## Task to complete
Skip any picture you find and retype all the remaining lines exactly.

## Data entries
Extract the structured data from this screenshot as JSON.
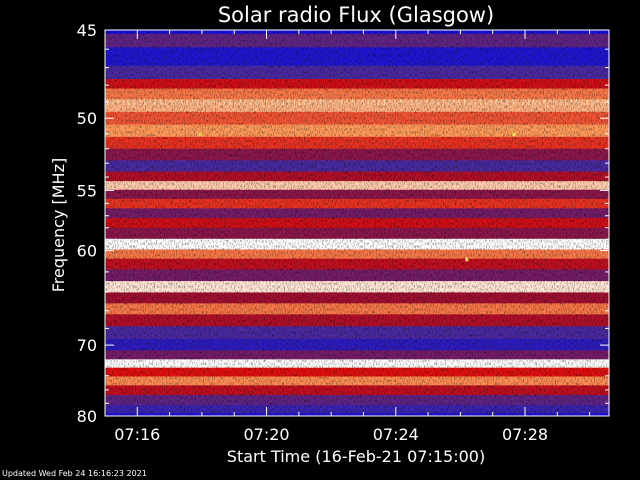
{
  "chart_data": {
    "type": "heatmap",
    "title": "Solar radio Flux (Glasgow)",
    "xlabel": "Start Time (16-Feb-21 07:15:00)",
    "ylabel": "Frequency [MHz]",
    "x_range_minutes": [
      0,
      15.6
    ],
    "x_start": "07:15:00",
    "x_ticks": [
      "07:16",
      "07:20",
      "07:24",
      "07:28"
    ],
    "x_tick_minutes": [
      1,
      5,
      9,
      13
    ],
    "ylim": [
      45,
      80
    ],
    "y_axis": "reciprocal",
    "y_ticks": [
      45,
      50,
      55,
      60,
      70,
      80
    ],
    "y_minor_ticks": [
      46,
      47,
      48,
      49,
      51,
      52,
      53,
      54,
      56,
      57,
      58,
      59,
      62,
      64,
      66,
      68,
      72,
      74,
      76,
      78
    ],
    "colormap": [
      "#1010e0",
      "#4a2aa0",
      "#a01030",
      "#e01010",
      "#ff9a5a",
      "#ffffff"
    ],
    "bands": [
      {
        "f": 45.4,
        "level": 0.25
      },
      {
        "f": 46.4,
        "level": 0.05
      },
      {
        "f": 47.4,
        "level": 0.2
      },
      {
        "f": 47.9,
        "level": 0.55
      },
      {
        "f": 48.5,
        "level": 0.75
      },
      {
        "f": 49.2,
        "level": 0.85
      },
      {
        "f": 50.0,
        "level": 0.7
      },
      {
        "f": 50.8,
        "level": 0.8
      },
      {
        "f": 51.6,
        "level": 0.65
      },
      {
        "f": 52.4,
        "level": 0.35
      },
      {
        "f": 53.2,
        "level": 0.2
      },
      {
        "f": 54.0,
        "level": 0.45
      },
      {
        "f": 54.6,
        "level": 0.9
      },
      {
        "f": 55.3,
        "level": 0.35
      },
      {
        "f": 56.0,
        "level": 0.65
      },
      {
        "f": 56.8,
        "level": 0.3
      },
      {
        "f": 57.6,
        "level": 0.55
      },
      {
        "f": 58.4,
        "level": 0.35
      },
      {
        "f": 59.5,
        "level": 1.0
      },
      {
        "f": 60.3,
        "level": 0.75
      },
      {
        "f": 61.2,
        "level": 0.5
      },
      {
        "f": 62.3,
        "level": 0.3
      },
      {
        "f": 63.5,
        "level": 0.95
      },
      {
        "f": 64.6,
        "level": 0.4
      },
      {
        "f": 65.8,
        "level": 0.75
      },
      {
        "f": 67.0,
        "level": 0.45
      },
      {
        "f": 68.5,
        "level": 0.2
      },
      {
        "f": 70.0,
        "level": 0.1
      },
      {
        "f": 71.3,
        "level": 0.3
      },
      {
        "f": 72.3,
        "level": 1.0
      },
      {
        "f": 73.5,
        "level": 0.6
      },
      {
        "f": 74.7,
        "level": 0.78
      },
      {
        "f": 76.0,
        "level": 0.5
      },
      {
        "f": 77.5,
        "level": 0.25
      },
      {
        "f": 79.0,
        "level": 0.15
      }
    ],
    "spots": [
      {
        "t": 2.95,
        "f": 51.0
      },
      {
        "t": 12.65,
        "f": 51.0
      },
      {
        "t": 11.2,
        "f": 60.8
      }
    ],
    "spike_row_f": 49.0
  },
  "footer": "Updated Wed Feb 24 16:16:23 2021"
}
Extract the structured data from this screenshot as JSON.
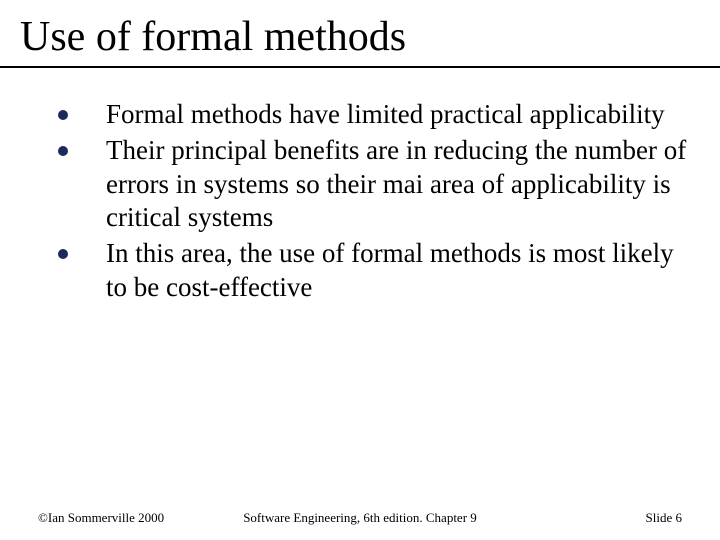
{
  "title": "Use of formal methods",
  "title_fontsize": 42,
  "title_color": "#000000",
  "rule_color": "#000000",
  "bullet_color": "#1b2a5a",
  "body_fontsize": 27,
  "body_text_color": "#000000",
  "background_color": "#ffffff",
  "bullets": [
    "Formal methods have limited practical applicability",
    "Their principal benefits are in reducing the number of errors in systems so their mai area of applicability is critical systems",
    "In this area, the use of formal methods is most likely to be cost-effective"
  ],
  "footer": {
    "left": "©Ian Sommerville 2000",
    "center": "Software Engineering, 6th edition. Chapter 9",
    "right": "Slide 6",
    "fontsize": 13,
    "color": "#000000"
  }
}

## Reply to the task
Extract the structured data from this screenshot as JSON.
{
  "chart_data": {
    "type": "heatmap",
    "title": "Solar radio Flux (Glasgow)",
    "xlabel": "Start Time (16-Feb-21 07:15:00)",
    "ylabel": "Frequency [MHz]",
    "x_range_minutes": [
      0,
      15.6
    ],
    "x_start": "07:15:00",
    "x_ticks": [
      "07:16",
      "07:20",
      "07:24",
      "07:28"
    ],
    "x_tick_minutes": [
      1,
      5,
      9,
      13
    ],
    "ylim": [
      45,
      80
    ],
    "y_axis": "reciprocal",
    "y_ticks": [
      45,
      50,
      55,
      60,
      70,
      80
    ],
    "y_minor_ticks": [
      46,
      47,
      48,
      49,
      51,
      52,
      53,
      54,
      56,
      57,
      58,
      59,
      62,
      64,
      66,
      68,
      72,
      74,
      76,
      78
    ],
    "colormap": [
      "#1010e0",
      "#4a2aa0",
      "#a01030",
      "#e01010",
      "#ff9a5a",
      "#ffffff"
    ],
    "bands": [
      {
        "f": 45.4,
        "level": 0.25
      },
      {
        "f": 46.4,
        "level": 0.05
      },
      {
        "f": 47.4,
        "level": 0.2
      },
      {
        "f": 47.9,
        "level": 0.55
      },
      {
        "f": 48.5,
        "level": 0.75
      },
      {
        "f": 49.2,
        "level": 0.85
      },
      {
        "f": 50.0,
        "level": 0.7
      },
      {
        "f": 50.8,
        "level": 0.8
      },
      {
        "f": 51.6,
        "level": 0.65
      },
      {
        "f": 52.4,
        "level": 0.35
      },
      {
        "f": 53.2,
        "level": 0.2
      },
      {
        "f": 54.0,
        "level": 0.45
      },
      {
        "f": 54.6,
        "level": 0.9
      },
      {
        "f": 55.3,
        "level": 0.35
      },
      {
        "f": 56.0,
        "level": 0.65
      },
      {
        "f": 56.8,
        "level": 0.3
      },
      {
        "f": 57.6,
        "level": 0.55
      },
      {
        "f": 58.4,
        "level": 0.35
      },
      {
        "f": 59.5,
        "level": 1.0
      },
      {
        "f": 60.3,
        "level": 0.75
      },
      {
        "f": 61.2,
        "level": 0.5
      },
      {
        "f": 62.3,
        "level": 0.3
      },
      {
        "f": 63.5,
        "level": 0.95
      },
      {
        "f": 64.6,
        "level": 0.4
      },
      {
        "f": 65.8,
        "level": 0.75
      },
      {
        "f": 67.0,
        "level": 0.45
      },
      {
        "f": 68.5,
        "level": 0.2
      },
      {
        "f": 70.0,
        "level": 0.1
      },
      {
        "f": 71.3,
        "level": 0.3
      },
      {
        "f": 72.3,
        "level": 1.0
      },
      {
        "f": 73.5,
        "level": 0.6
      },
      {
        "f": 74.7,
        "level": 0.78
      },
      {
        "f": 76.0,
        "level": 0.5
      },
      {
        "f": 77.5,
        "level": 0.25
      },
      {
        "f": 79.0,
        "level": 0.15
      }
    ],
    "spots": [
      {
        "t": 2.95,
        "f": 51.0
      },
      {
        "t": 12.65,
        "f": 51.0
      },
      {
        "t": 11.2,
        "f": 60.8
      }
    ],
    "spike_row_f": 49.0
  },
  "footer": "Updated Wed Feb 24 16:16:23 2021"
}
Extract the structured data from this screenshot as JSON.
{
  "title": "Use of formal methods",
  "title_fontsize": 42,
  "title_color": "#000000",
  "rule_color": "#000000",
  "bullet_color": "#1b2a5a",
  "body_fontsize": 27,
  "body_text_color": "#000000",
  "background_color": "#ffffff",
  "bullets": [
    "Formal methods have limited practical applicability",
    "Their principal benefits are in reducing the number of errors in systems so their mai area of applicability is critical systems",
    "In this area, the use of formal methods is most likely to be cost-effective"
  ],
  "footer": {
    "left": "©Ian Sommerville 2000",
    "center": "Software Engineering, 6th edition. Chapter 9",
    "right": "Slide 6",
    "fontsize": 13,
    "color": "#000000"
  }
}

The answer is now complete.